The exercise —
Go through the entries below and collect each line with the string "from" in it.

Task inputs —
********

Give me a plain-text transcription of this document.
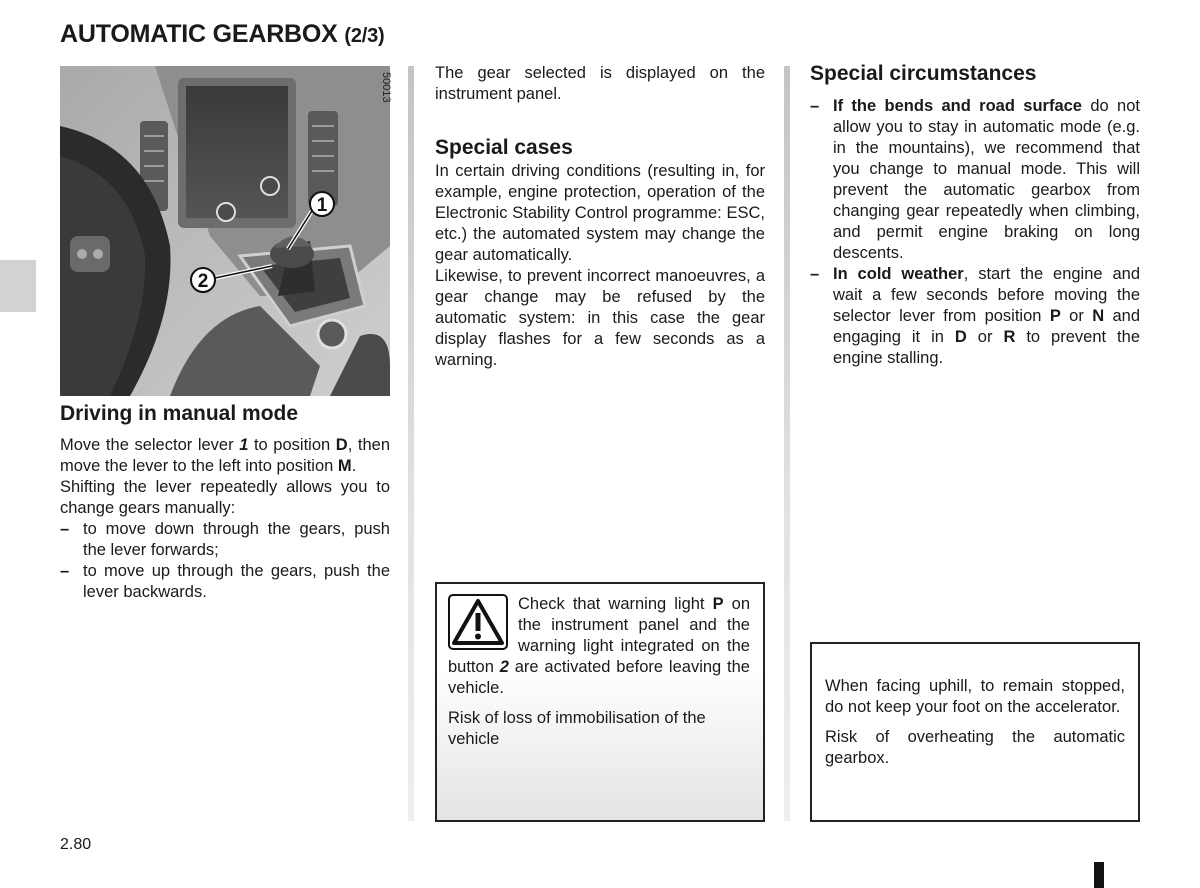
AUTOMATIC GEARBOX (2/3)
50013
1
2
Driving in manual mode

Move the selector lever 1 to position D, then move the lever to the left into position M.

Shifting the lever repeatedly allows you to change gears manually:

– to move down through the gears, push the lever forwards;

– to move up through the gears, push the lever backwards.

The gear selected is displayed on the instrument panel.

Special cases

In certain driving conditions (resulting in, for example, engine protection, operation of the Electronic Stability Control programme: ESC, etc.) the automated system may change the gear automatically.

Likewise, to prevent incorrect manoeuvres, a gear change may be refused by the automatic system: in this case the gear display flashes for a few seconds as a warning.

Check that warning light P on the instrument panel and the warning light integrated on the button 2 are activated before leaving the vehicle.

Risk of loss of immobilisation of the vehicle

Special circumstances

– If the bends and road surface do not allow you to stay in automatic mode (e.g. in the mountains), we recommend that you change to manual mode. This will prevent the automatic gearbox from changing gear repeatedly when climbing, and permit engine braking on long descents.

– In cold weather, start the engine and wait a few seconds before moving the selector lever from position P or N and engaging it in D or R to prevent the engine stalling.

When facing uphill, to remain stopped, do not keep your foot on the accelerator.

Risk of overheating the automatic gearbox.

2.80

********

Task result —
– If the bends and road surface do not allow you to stay in automatic mode (e.g. in the mountains), we recommend that you change to manual mode. This will prevent the automatic gearbox from changing gear repeatedly when climbing, and permit engine braking on long descents.
– In cold weather, start the engine and wait a few seconds before moving the selector lever from position P or N and engaging it in D or R to prevent the engine stalling.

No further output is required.